** start **

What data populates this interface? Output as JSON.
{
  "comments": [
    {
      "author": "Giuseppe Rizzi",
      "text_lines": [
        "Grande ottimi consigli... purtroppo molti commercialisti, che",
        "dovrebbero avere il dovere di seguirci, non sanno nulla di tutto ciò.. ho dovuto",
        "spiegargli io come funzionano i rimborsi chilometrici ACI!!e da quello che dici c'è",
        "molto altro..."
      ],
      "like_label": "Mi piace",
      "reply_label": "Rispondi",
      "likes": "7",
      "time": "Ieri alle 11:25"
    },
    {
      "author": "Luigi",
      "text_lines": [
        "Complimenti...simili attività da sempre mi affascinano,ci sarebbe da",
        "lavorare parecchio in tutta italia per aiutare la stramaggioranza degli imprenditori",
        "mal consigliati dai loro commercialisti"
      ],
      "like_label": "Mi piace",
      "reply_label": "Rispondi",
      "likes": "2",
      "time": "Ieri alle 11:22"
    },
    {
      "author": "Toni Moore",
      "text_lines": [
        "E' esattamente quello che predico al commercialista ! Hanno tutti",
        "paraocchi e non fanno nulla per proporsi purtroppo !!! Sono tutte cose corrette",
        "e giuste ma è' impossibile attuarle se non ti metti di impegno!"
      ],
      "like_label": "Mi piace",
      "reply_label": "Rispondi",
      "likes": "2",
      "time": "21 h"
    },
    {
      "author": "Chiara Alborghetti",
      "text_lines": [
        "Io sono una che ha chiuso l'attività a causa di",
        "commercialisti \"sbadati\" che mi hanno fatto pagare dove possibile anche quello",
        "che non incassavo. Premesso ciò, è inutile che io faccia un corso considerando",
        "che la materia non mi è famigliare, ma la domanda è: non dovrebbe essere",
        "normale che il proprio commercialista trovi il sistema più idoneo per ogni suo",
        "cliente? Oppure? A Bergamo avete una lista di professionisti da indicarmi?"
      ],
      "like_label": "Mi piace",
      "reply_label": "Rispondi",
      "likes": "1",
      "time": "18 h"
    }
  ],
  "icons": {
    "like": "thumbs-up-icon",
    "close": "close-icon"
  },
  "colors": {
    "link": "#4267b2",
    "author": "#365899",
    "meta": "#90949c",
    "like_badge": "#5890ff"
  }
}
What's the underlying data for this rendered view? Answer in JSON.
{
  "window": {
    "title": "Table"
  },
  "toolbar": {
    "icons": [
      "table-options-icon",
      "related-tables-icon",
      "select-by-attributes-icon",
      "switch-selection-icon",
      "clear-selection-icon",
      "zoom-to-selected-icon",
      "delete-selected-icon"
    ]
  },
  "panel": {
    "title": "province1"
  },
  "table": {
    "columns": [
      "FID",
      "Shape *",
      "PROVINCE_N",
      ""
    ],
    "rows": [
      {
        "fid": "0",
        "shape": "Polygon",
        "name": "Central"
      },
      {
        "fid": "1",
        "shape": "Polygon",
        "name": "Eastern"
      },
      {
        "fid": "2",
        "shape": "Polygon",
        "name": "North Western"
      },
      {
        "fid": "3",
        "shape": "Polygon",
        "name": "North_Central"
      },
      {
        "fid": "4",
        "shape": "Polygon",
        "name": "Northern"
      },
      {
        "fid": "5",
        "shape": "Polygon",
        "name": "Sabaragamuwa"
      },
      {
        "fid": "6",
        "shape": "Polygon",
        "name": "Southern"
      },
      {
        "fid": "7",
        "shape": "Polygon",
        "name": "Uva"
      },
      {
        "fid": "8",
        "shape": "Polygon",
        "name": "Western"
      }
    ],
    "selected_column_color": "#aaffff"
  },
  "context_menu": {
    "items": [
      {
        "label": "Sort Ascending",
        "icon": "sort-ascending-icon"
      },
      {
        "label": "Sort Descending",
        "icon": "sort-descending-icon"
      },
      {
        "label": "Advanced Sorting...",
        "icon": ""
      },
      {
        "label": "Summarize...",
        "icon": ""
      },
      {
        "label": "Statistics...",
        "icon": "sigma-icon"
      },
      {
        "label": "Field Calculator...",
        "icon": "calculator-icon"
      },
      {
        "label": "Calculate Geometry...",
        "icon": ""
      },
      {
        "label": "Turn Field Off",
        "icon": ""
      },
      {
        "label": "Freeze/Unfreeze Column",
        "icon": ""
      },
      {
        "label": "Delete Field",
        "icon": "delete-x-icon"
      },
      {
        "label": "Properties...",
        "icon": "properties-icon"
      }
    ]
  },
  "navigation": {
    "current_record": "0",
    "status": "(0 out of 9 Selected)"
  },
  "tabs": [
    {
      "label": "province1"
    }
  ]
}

** end **

*WRITTEN INSTRUCTION:* Retype the material above, line by line, exactly.

*FINISHED TASK:*
What data populates this interface? Output as JSON.
{
  "comments": [
    {
      "author": "Giuseppe Rizzi",
      "text_lines": [
        "Grande ottimi consigli... purtroppo molti commercialisti, che",
        "dovrebbero avere il dovere di seguirci, non sanno nulla di tutto ciò.. ho dovuto",
        "spiegargli io come funzionano i rimborsi chilometrici ACI!!e da quello che dici c'è",
        "molto altro..."
      ],
      "like_label": "Mi piace",
      "reply_label": "Rispondi",
      "likes": "7",
      "time": "Ieri alle 11:25"
    },
    {
      "author": "Luigi",
      "text_lines": [
        "Complimenti...simili attività da sempre mi affascinano,ci sarebbe da",
        "lavorare parecchio in tutta italia per aiutare la stramaggioranza degli imprenditori",
        "mal consigliati dai loro commercialisti"
      ],
      "like_label": "Mi piace",
      "reply_label": "Rispondi",
      "likes": "2",
      "time": "Ieri alle 11:22"
    },
    {
      "author": "Toni Moore",
      "text_lines": [
        "E' esattamente quello che predico al commercialista ! Hanno tutti",
        "paraocchi e non fanno nulla per proporsi purtroppo !!! Sono tutte cose corrette",
        "e giuste ma è' impossibile attuarle se non ti metti di impegno!"
      ],
      "like_label": "Mi piace",
      "reply_label": "Rispondi",
      "likes": "2",
      "time": "21 h"
    },
    {
      "author": "Chiara Alborghetti",
      "text_lines": [
        "Io sono una che ha chiuso l'attività a causa di",
        "commercialisti \"sbadati\" che mi hanno fatto pagare dove possibile anche quello",
        "che non incassavo. Premesso ciò, è inutile che io faccia un corso considerando",
        "che la materia non mi è famigliare, ma la domanda è: non dovrebbe essere",
        "normale che il proprio commercialista trovi il sistema più idoneo per ogni suo",
        "cliente? Oppure? A Bergamo avete una lista di professionisti da indicarmi?"
      ],
      "like_label": "Mi piace",
      "reply_label": "Rispondi",
      "likes": "1",
      "time": "18 h"
    }
  ],
  "icons": {
    "like": "thumbs-up-icon",
    "close": "close-icon"
  },
  "colors": {
    "link": "#4267b2",
    "author": "#365899",
    "meta": "#90949c",
    "like_badge": "#5890ff"
  }
}
What's the underlying data for this rendered view? Answer in JSON.
{
  "window": {
    "title": "Table"
  },
  "toolbar": {
    "icons": [
      "table-options-icon",
      "related-tables-icon",
      "select-by-attributes-icon",
      "switch-selection-icon",
      "clear-selection-icon",
      "zoom-to-selected-icon",
      "delete-selected-icon"
    ]
  },
  "panel": {
    "title": "province1"
  },
  "table": {
    "columns": [
      "FID",
      "Shape *",
      "PROVINCE_N",
      ""
    ],
    "rows": [
      {
        "fid": "0",
        "shape": "Polygon",
        "name": "Central"
      },
      {
        "fid": "1",
        "shape": "Polygon",
        "name": "Eastern"
      },
      {
        "fid": "2",
        "shape": "Polygon",
        "name": "North Western"
      },
      {
        "fid": "3",
        "shape": "Polygon",
        "name": "North_Central"
      },
      {
        "fid": "4",
        "shape": "Polygon",
        "name": "Northern"
      },
      {
        "fid": "5",
        "shape": "Polygon",
        "name": "Sabaragamuwa"
      },
      {
        "fid": "6",
        "shape": "Polygon",
        "name": "Southern"
      },
      {
        "fid": "7",
        "shape": "Polygon",
        "name": "Uva"
      },
      {
        "fid": "8",
        "shape": "Polygon",
        "name": "Western"
      }
    ],
    "selected_column_color": "#aaffff"
  },
  "context_menu": {
    "items": [
      {
        "label": "Sort Ascending",
        "icon": "sort-ascending-icon"
      },
      {
        "label": "Sort Descending",
        "icon": "sort-descending-icon"
      },
      {
        "label": "Advanced Sorting...",
        "icon": ""
      },
      {
        "label": "Summarize...",
        "icon": ""
      },
      {
        "label": "Statistics...",
        "icon": "sigma-icon"
      },
      {
        "label": "Field Calculator...",
        "icon": "calculator-icon"
      },
      {
        "label": "Calculate Geometry...",
        "icon": ""
      },
      {
        "label": "Turn Field Off",
        "icon": ""
      },
      {
        "label": "Freeze/Unfreeze Column",
        "icon": ""
      },
      {
        "label": "Delete Field",
        "icon": "delete-x-icon"
      },
      {
        "label": "Properties...",
        "icon": "properties-icon"
      }
    ]
  },
  "navigation": {
    "current_record": "0",
    "status": "(0 out of 9 Selected)"
  },
  "tabs": [
    {
      "label": "province1"
    }
  ]
}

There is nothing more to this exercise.